A run of records
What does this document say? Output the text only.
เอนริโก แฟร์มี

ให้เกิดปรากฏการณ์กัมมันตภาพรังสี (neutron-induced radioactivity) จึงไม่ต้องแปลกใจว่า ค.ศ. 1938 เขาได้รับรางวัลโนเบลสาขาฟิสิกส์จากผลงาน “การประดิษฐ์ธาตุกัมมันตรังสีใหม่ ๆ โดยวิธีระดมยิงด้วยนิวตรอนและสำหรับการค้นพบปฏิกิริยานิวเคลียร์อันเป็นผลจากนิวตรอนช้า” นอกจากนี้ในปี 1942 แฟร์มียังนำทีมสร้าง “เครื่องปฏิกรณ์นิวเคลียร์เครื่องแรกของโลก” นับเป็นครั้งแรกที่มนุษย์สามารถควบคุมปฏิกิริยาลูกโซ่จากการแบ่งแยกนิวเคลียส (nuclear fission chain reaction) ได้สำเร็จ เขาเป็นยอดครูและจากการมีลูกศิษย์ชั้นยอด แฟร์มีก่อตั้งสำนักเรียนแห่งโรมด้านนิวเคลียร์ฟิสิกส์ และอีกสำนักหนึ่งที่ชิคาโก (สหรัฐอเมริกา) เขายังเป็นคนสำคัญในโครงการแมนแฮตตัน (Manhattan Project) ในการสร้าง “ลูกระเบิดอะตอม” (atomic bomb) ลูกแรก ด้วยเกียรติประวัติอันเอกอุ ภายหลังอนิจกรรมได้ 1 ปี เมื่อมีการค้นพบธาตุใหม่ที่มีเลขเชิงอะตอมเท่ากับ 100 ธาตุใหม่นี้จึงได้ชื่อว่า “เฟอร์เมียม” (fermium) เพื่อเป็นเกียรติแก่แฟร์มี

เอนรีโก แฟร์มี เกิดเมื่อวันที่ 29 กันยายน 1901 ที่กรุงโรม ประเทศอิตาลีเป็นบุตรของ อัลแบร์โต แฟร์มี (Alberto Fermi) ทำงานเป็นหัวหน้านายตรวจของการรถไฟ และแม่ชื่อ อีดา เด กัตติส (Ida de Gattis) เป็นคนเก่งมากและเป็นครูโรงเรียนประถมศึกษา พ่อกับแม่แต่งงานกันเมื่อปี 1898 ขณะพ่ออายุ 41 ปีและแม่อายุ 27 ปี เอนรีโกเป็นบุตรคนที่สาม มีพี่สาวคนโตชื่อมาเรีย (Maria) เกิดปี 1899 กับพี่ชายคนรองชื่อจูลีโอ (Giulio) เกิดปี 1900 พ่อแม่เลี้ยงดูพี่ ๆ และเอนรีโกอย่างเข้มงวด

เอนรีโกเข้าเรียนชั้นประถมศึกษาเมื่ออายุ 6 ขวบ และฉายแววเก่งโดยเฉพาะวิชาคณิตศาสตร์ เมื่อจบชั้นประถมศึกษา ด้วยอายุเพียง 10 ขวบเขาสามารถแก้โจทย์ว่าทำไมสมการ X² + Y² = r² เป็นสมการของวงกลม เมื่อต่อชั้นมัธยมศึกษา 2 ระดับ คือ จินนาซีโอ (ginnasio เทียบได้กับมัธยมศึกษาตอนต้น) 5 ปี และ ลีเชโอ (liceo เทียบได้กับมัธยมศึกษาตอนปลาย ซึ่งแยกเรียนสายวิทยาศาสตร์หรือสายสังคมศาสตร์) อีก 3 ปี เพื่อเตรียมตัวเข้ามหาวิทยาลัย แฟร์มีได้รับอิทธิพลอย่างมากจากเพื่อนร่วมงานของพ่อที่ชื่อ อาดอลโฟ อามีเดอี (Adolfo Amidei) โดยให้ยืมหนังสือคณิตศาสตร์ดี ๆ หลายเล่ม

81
--
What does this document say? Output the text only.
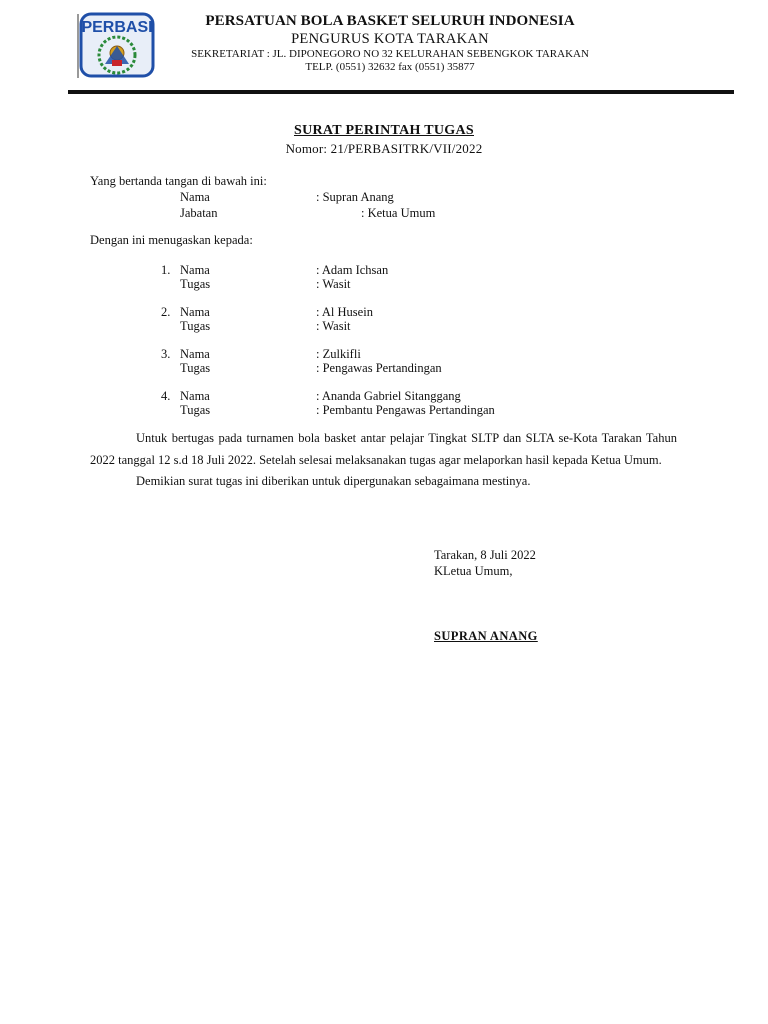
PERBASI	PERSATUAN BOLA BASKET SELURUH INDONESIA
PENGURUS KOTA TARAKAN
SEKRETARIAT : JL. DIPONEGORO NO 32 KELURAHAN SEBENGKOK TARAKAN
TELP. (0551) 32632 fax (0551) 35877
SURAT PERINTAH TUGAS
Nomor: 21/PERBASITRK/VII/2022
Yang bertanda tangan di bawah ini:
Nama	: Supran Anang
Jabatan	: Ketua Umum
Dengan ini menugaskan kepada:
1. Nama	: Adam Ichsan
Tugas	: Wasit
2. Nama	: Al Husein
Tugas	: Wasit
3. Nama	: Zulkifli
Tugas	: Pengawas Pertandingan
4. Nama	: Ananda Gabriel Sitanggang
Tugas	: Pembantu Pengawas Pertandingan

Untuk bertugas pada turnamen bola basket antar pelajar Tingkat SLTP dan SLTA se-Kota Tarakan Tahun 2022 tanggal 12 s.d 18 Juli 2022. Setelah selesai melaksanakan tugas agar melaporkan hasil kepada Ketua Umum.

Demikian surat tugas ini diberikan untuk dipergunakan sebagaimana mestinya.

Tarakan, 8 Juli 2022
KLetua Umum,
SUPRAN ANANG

▶ [GIVEN EXERCISE]: Which lines in the listing above hold the word "Umum"? Show each of them.

▶ [THE ANSWER]:
Jabatan	: Ketua Umum
Untuk bertugas pada turnamen bola basket antar pelajar Tingkat SLTP dan SLTA se-Kota Tarakan Tahun 2022 tanggal 12 s.d 18 Juli 2022. Setelah selesai melaksanakan tugas agar melaporkan hasil kepada Ketua Umum.
KLetua Umum,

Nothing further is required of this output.